Short problem: Report only how many lines hold the word "безопасности".

(Saved data entries)
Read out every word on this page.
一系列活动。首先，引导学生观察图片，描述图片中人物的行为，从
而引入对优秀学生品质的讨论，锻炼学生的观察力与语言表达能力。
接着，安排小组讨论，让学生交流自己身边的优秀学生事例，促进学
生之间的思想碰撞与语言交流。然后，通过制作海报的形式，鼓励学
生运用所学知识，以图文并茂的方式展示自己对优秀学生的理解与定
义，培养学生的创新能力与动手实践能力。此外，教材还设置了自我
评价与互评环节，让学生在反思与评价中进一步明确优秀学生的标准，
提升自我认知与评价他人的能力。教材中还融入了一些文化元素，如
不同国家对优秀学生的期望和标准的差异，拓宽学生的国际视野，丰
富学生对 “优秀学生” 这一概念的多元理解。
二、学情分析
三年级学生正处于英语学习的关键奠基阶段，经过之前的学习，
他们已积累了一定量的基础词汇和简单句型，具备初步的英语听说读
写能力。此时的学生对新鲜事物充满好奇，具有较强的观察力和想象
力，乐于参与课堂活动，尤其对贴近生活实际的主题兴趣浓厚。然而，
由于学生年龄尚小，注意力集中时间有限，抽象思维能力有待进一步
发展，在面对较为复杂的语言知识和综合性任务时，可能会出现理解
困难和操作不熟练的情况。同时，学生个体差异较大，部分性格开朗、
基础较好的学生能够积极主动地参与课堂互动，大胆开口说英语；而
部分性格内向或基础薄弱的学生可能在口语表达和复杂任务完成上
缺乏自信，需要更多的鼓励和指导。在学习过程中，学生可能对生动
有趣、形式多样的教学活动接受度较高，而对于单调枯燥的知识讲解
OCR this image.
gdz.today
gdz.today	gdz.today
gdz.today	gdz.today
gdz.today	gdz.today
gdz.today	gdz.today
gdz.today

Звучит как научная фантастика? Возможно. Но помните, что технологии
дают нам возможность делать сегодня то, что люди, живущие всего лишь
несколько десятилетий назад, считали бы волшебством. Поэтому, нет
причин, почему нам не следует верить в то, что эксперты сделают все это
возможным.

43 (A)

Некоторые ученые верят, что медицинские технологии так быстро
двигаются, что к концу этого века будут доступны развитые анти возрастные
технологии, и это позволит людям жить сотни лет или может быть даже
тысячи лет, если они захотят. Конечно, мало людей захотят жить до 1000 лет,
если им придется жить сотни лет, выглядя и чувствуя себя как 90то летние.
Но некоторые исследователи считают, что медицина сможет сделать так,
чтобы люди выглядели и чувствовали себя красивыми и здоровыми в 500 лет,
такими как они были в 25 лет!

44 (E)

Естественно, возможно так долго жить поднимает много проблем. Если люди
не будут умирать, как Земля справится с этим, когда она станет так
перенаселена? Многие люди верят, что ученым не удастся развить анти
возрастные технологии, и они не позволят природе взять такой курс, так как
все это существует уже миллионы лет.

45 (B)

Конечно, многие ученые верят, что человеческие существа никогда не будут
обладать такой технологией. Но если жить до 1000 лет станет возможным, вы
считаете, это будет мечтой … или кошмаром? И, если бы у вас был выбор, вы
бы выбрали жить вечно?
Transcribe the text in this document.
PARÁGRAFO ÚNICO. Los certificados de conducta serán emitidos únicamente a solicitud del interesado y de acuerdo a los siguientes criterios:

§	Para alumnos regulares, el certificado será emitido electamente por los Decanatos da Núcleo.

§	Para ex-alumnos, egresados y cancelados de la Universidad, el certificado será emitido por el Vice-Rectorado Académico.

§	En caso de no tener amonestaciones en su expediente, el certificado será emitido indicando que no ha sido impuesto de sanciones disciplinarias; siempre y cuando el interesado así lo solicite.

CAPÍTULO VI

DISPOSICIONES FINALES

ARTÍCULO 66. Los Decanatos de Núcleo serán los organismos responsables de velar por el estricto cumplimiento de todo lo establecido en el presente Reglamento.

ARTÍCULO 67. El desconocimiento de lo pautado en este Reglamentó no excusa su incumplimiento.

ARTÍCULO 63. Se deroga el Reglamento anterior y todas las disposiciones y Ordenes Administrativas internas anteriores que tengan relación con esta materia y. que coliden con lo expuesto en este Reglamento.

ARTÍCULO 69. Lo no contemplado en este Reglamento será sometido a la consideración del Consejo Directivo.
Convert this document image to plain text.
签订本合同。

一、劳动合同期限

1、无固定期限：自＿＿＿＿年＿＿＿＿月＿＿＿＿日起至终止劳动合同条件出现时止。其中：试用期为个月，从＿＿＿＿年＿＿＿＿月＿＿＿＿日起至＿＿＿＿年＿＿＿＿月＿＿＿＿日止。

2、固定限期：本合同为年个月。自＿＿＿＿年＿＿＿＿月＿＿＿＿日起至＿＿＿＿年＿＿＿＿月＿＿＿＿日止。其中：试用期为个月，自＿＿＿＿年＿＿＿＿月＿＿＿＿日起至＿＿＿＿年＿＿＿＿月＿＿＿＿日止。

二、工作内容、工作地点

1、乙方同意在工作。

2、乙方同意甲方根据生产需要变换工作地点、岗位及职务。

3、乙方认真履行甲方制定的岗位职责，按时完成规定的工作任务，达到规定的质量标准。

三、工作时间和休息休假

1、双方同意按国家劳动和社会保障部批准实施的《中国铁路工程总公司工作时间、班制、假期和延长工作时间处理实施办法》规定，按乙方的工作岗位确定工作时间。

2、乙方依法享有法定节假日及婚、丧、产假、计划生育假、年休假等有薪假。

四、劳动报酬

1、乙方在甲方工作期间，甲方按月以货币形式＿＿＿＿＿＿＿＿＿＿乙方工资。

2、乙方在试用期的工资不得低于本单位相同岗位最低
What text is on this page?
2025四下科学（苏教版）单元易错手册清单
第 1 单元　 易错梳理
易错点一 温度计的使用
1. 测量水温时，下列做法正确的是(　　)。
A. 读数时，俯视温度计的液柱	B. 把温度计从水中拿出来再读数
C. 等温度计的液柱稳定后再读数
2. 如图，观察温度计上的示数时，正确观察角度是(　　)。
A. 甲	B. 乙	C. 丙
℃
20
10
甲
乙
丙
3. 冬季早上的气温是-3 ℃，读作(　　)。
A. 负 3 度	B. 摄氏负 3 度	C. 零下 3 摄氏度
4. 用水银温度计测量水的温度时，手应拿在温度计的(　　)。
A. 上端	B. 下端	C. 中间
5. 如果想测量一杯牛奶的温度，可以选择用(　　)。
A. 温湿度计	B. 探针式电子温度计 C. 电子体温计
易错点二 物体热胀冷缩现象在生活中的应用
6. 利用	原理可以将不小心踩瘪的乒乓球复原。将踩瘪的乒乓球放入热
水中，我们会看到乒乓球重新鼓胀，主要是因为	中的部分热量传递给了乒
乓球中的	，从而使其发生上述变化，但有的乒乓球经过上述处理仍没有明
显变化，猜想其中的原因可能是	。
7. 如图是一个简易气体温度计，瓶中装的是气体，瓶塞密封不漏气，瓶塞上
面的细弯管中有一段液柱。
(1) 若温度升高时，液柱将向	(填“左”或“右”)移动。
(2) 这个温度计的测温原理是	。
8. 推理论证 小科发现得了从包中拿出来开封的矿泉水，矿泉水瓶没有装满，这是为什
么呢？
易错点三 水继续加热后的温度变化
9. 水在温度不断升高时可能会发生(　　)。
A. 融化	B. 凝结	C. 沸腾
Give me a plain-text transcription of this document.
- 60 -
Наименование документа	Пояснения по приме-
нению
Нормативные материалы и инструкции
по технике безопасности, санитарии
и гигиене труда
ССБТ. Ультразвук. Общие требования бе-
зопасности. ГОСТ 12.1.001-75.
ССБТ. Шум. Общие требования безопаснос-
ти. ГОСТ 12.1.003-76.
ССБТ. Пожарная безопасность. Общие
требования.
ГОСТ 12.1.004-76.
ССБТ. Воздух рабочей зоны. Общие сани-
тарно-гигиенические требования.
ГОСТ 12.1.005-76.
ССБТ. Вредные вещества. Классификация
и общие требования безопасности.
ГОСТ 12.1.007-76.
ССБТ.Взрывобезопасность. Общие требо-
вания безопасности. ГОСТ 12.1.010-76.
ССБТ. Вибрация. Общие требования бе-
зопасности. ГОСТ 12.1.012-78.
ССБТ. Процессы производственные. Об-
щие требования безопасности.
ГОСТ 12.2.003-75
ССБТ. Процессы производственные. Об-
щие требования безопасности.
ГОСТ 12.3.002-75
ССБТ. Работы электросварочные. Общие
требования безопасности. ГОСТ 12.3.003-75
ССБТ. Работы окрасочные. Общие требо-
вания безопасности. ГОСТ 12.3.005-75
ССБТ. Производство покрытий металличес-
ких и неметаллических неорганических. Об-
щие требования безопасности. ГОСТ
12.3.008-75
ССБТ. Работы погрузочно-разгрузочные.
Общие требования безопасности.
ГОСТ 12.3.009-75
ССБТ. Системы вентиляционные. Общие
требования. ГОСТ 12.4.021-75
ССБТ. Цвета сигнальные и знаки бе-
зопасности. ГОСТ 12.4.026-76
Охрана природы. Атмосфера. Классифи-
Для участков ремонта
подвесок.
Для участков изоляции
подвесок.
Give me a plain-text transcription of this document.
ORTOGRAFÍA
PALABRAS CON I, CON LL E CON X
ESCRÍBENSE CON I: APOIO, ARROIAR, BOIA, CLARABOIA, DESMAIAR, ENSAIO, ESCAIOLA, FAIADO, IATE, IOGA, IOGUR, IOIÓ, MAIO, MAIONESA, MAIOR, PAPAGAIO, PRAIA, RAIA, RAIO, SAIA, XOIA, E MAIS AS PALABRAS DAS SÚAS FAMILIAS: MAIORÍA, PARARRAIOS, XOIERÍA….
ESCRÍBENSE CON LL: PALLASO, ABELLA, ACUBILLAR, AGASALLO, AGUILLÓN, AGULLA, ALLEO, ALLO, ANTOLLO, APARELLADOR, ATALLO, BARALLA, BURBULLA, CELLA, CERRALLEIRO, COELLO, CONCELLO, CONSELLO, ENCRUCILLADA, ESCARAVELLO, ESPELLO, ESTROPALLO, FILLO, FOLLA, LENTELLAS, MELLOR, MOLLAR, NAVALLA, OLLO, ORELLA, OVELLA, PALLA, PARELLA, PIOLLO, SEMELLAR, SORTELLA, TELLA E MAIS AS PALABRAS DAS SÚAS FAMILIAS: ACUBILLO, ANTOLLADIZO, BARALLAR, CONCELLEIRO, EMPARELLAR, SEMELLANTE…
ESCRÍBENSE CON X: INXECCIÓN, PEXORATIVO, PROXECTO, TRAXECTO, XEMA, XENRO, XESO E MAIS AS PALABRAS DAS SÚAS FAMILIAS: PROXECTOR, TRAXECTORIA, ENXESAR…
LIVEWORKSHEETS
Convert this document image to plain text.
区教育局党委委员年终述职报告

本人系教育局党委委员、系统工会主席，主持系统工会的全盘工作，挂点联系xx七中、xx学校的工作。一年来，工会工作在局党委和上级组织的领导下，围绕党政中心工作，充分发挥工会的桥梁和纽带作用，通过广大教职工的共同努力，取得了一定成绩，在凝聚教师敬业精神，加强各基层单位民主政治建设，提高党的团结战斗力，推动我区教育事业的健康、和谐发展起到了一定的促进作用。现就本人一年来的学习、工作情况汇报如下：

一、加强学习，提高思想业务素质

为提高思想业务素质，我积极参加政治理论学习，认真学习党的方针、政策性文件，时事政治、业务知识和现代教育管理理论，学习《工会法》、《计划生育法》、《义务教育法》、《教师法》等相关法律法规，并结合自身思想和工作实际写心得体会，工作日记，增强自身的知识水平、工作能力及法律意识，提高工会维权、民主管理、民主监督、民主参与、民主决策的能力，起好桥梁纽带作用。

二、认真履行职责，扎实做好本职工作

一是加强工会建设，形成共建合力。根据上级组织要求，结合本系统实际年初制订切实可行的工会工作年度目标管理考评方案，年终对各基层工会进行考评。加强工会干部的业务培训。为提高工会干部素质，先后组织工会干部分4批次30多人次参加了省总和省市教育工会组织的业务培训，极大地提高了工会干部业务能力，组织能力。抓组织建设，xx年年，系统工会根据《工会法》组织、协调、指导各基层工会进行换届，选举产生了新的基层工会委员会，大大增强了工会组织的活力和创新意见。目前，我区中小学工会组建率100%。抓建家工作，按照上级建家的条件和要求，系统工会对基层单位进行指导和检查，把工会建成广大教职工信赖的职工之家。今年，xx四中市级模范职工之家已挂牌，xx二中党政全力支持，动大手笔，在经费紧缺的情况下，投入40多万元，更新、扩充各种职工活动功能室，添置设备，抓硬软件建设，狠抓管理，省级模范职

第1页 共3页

Output for this task: 9